Brief:
Write out the records beneath this line exactly as they appear, minus any images.

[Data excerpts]
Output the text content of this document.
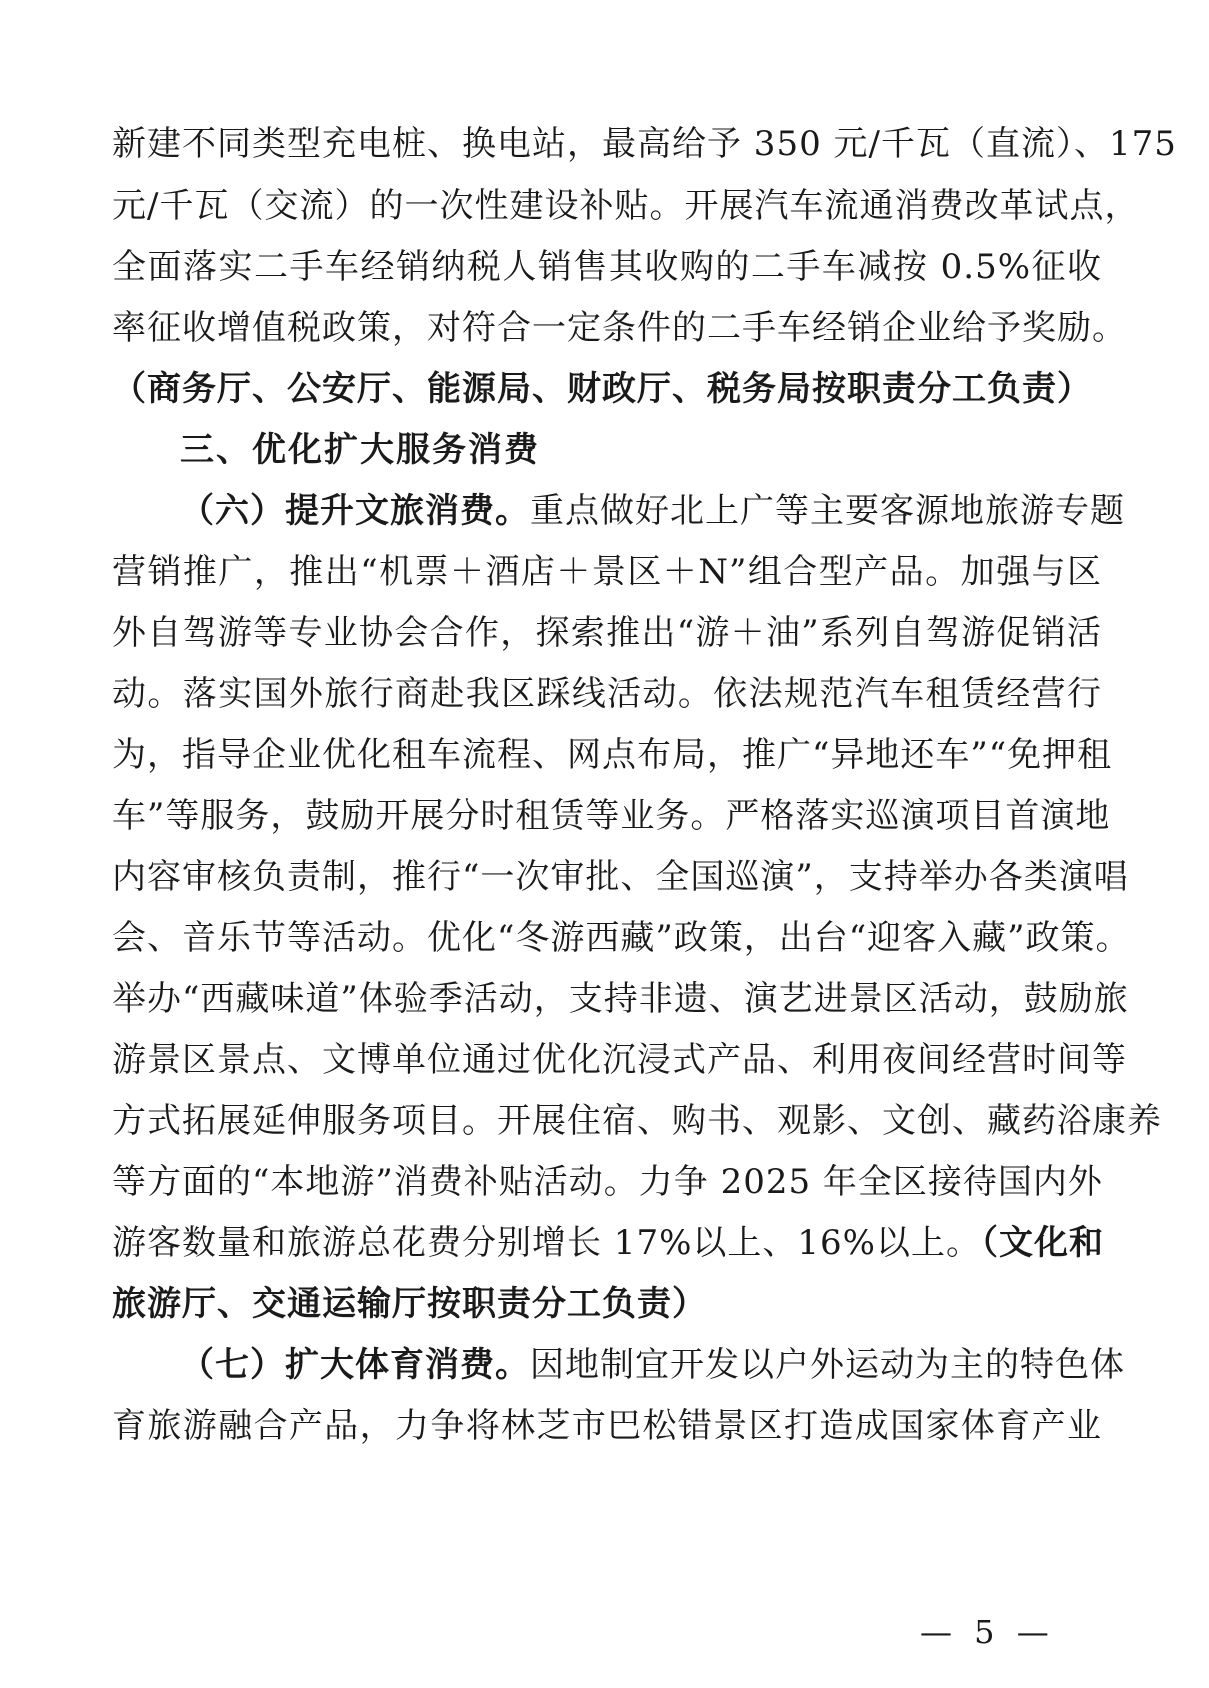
新建不同类型充电桩、换电站，最高给予 350 元/千瓦（直流）、175
元/千瓦（交流）的一次性建设补贴。开展汽车流通消费改革试点，
全面落实二手车经销纳税人销售其收购的二手车减按 0.5%征收
率征收增值税政策，对符合一定条件的二手车经销企业给予奖励。
（商务厅、公安厅、能源局、财政厅、税务局按职责分工负责）
三、优化扩大服务消费
（六）提升文旅消费。重点做好北上广等主要客源地旅游专题
营销推广，推出“机票＋酒店＋景区＋N”组合型产品。加强与区
外自驾游等专业协会合作，探索推出“游＋油”系列自驾游促销活
动。落实国外旅行商赴我区踩线活动。依法规范汽车租赁经营行
为，指导企业优化租车流程、网点布局，推广“异地还车”“免押租
车”等服务，鼓励开展分时租赁等业务。严格落实巡演项目首演地
内容审核负责制，推行“一次审批、全国巡演”，支持举办各类演唱
会、音乐节等活动。优化“冬游西藏”政策，出台“迎客入藏”政策。
举办“西藏味道”体验季活动，支持非遗、演艺进景区活动，鼓励旅
游景区景点、文博单位通过优化沉浸式产品、利用夜间经营时间等
方式拓展延伸服务项目。开展住宿、购书、观影、文创、藏药浴康养
等方面的“本地游”消费补贴活动。力争 2025 年全区接待国内外
游客数量和旅游总花费分别增长 17%以上、16%以上。（文化和
旅游厅、交通运输厅按职责分工负责）
（七）扩大体育消费。因地制宜开发以户外运动为主的特色体
育旅游融合产品，力争将林芝市巴松错景区打造成国家体育产业
— 5 —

Solution below:
Output the text content of this document.
新建不同类型充电桩、换电站，最高给予 350 元/千瓦（直流）、175
元/千瓦（交流）的一次性建设补贴。开展汽车流通消费改革试点，
全面落实二手车经销纳税人销售其收购的二手车减按 0.5%征收
率征收增值税政策，对符合一定条件的二手车经销企业给予奖励。
（商务厅、公安厅、能源局、财政厅、税务局按职责分工负责）
三、优化扩大服务消费
（六）提升文旅消费。重点做好北上广等主要客源地旅游专题
营销推广，推出“机票＋酒店＋景区＋N”组合型产品。加强与区
外自驾游等专业协会合作，探索推出“游＋油”系列自驾游促销活
动。落实国外旅行商赴我区踩线活动。依法规范汽车租赁经营行
为，指导企业优化租车流程、网点布局，推广“异地还车”“免押租
车”等服务，鼓励开展分时租赁等业务。严格落实巡演项目首演地
内容审核负责制，推行“一次审批、全国巡演”，支持举办各类演唱
会、音乐节等活动。优化“冬游西藏”政策，出台“迎客入藏”政策。
举办“西藏味道”体验季活动，支持非遗、演艺进景区活动，鼓励旅
游景区景点、文博单位通过优化沉浸式产品、利用夜间经营时间等
方式拓展延伸服务项目。开展住宿、购书、观影、文创、藏药浴康养
等方面的“本地游”消费补贴活动。力争 2025 年全区接待国内外
游客数量和旅游总花费分别增长 17%以上、16%以上。（文化和
旅游厅、交通运输厅按职责分工负责）
（七）扩大体育消费。因地制宜开发以户外运动为主的特色体
育旅游融合产品，力争将林芝市巴松错景区打造成国家体育产业
— 5 —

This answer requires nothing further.